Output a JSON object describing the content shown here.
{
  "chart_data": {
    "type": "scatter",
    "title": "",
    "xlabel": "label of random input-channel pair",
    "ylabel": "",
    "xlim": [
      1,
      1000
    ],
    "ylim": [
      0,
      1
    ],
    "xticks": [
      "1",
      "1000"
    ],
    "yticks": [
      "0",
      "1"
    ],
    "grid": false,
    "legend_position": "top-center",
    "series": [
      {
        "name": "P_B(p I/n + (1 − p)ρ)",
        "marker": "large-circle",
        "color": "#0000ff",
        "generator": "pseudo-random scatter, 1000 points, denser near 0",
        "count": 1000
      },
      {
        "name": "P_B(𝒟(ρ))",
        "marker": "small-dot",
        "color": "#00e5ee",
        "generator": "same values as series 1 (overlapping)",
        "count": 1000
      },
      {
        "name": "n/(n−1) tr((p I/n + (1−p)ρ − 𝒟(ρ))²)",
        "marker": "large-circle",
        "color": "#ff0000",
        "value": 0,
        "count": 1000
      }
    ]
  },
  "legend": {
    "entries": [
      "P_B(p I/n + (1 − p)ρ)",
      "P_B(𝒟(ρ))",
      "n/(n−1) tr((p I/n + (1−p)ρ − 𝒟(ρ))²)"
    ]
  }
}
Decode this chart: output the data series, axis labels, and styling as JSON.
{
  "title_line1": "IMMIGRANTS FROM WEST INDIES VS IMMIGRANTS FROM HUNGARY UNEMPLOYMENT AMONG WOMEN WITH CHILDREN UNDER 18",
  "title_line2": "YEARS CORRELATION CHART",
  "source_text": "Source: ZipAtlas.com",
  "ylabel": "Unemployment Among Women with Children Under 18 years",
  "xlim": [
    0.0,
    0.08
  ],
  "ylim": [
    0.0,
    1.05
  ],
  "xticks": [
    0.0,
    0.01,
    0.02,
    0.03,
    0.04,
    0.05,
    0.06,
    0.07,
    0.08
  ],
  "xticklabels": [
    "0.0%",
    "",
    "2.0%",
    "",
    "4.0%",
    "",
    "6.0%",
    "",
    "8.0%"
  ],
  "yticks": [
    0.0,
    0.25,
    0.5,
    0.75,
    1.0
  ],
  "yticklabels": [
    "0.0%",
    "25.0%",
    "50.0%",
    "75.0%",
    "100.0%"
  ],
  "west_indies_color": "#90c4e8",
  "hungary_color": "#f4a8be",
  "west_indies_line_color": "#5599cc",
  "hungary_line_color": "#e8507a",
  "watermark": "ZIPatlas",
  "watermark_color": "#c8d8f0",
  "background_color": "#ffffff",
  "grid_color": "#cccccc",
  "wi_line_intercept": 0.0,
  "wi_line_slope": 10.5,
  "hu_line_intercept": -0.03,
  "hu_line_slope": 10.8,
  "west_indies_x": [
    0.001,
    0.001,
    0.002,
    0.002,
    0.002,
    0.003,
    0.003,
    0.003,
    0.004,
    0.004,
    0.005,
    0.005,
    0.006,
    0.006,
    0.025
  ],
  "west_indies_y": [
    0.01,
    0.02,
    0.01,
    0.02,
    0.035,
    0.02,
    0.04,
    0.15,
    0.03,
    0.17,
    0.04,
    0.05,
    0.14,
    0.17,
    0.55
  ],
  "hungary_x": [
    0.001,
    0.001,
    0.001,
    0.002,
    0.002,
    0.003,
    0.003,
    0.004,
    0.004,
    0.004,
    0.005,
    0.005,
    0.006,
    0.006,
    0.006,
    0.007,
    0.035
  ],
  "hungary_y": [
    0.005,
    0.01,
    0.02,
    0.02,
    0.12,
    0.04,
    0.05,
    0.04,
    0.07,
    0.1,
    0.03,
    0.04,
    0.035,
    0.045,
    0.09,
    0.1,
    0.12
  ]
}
◆ ◆ ◆ ◆ ◆ ◆ ◆
◆ **EXERCISE GOAL**
Give every line of the material again, exactly as it reads.

◆ **RESPONSE FOR THIS EXERCISE**
Output a JSON object describing the content shown here.
{
  "chart_data": {
    "type": "scatter",
    "title": "",
    "xlabel": "label of random input-channel pair",
    "ylabel": "",
    "xlim": [
      1,
      1000
    ],
    "ylim": [
      0,
      1
    ],
    "xticks": [
      "1",
      "1000"
    ],
    "yticks": [
      "0",
      "1"
    ],
    "grid": false,
    "legend_position": "top-center",
    "series": [
      {
        "name": "P_B(p I/n + (1 − p)ρ)",
        "marker": "large-circle",
        "color": "#0000ff",
        "generator": "pseudo-random scatter, 1000 points, denser near 0",
        "count": 1000
      },
      {
        "name": "P_B(𝒟(ρ))",
        "marker": "small-dot",
        "color": "#00e5ee",
        "generator": "same values as series 1 (overlapping)",
        "count": 1000
      },
      {
        "name": "n/(n−1) tr((p I/n + (1−p)ρ − 𝒟(ρ))²)",
        "marker": "large-circle",
        "color": "#ff0000",
        "value": 0,
        "count": 1000
      }
    ]
  },
  "legend": {
    "entries": [
      "P_B(p I/n + (1 − p)ρ)",
      "P_B(𝒟(ρ))",
      "n/(n−1) tr((p I/n + (1−p)ρ − 𝒟(ρ))²)"
    ]
  }
}
Decode this chart: output the data series, axis labels, and styling as JSON.
{
  "title_line1": "IMMIGRANTS FROM WEST INDIES VS IMMIGRANTS FROM HUNGARY UNEMPLOYMENT AMONG WOMEN WITH CHILDREN UNDER 18",
  "title_line2": "YEARS CORRELATION CHART",
  "source_text": "Source: ZipAtlas.com",
  "ylabel": "Unemployment Among Women with Children Under 18 years",
  "xlim": [
    0.0,
    0.08
  ],
  "ylim": [
    0.0,
    1.05
  ],
  "xticks": [
    0.0,
    0.01,
    0.02,
    0.03,
    0.04,
    0.05,
    0.06,
    0.07,
    0.08
  ],
  "xticklabels": [
    "0.0%",
    "",
    "2.0%",
    "",
    "4.0%",
    "",
    "6.0%",
    "",
    "8.0%"
  ],
  "yticks": [
    0.0,
    0.25,
    0.5,
    0.75,
    1.0
  ],
  "yticklabels": [
    "0.0%",
    "25.0%",
    "50.0%",
    "75.0%",
    "100.0%"
  ],
  "west_indies_color": "#90c4e8",
  "hungary_color": "#f4a8be",
  "west_indies_line_color": "#5599cc",
  "hungary_line_color": "#e8507a",
  "watermark": "ZIPatlas",
  "watermark_color": "#c8d8f0",
  "background_color": "#ffffff",
  "grid_color": "#cccccc",
  "wi_line_intercept": 0.0,
  "wi_line_slope": 10.5,
  "hu_line_intercept": -0.03,
  "hu_line_slope": 10.8,
  "west_indies_x": [
    0.001,
    0.001,
    0.002,
    0.002,
    0.002,
    0.003,
    0.003,
    0.003,
    0.004,
    0.004,
    0.005,
    0.005,
    0.006,
    0.006,
    0.025
  ],
  "west_indies_y": [
    0.01,
    0.02,
    0.01,
    0.02,
    0.035,
    0.02,
    0.04,
    0.15,
    0.03,
    0.17,
    0.04,
    0.05,
    0.14,
    0.17,
    0.55
  ],
  "hungary_x": [
    0.001,
    0.001,
    0.001,
    0.002,
    0.002,
    0.003,
    0.003,
    0.004,
    0.004,
    0.004,
    0.005,
    0.005,
    0.006,
    0.006,
    0.006,
    0.007,
    0.035
  ],
  "hungary_y": [
    0.005,
    0.01,
    0.02,
    0.02,
    0.12,
    0.04,
    0.05,
    0.04,
    0.07,
    0.1,
    0.03,
    0.04,
    0.035,
    0.045,
    0.09,
    0.1,
    0.12
  ]
}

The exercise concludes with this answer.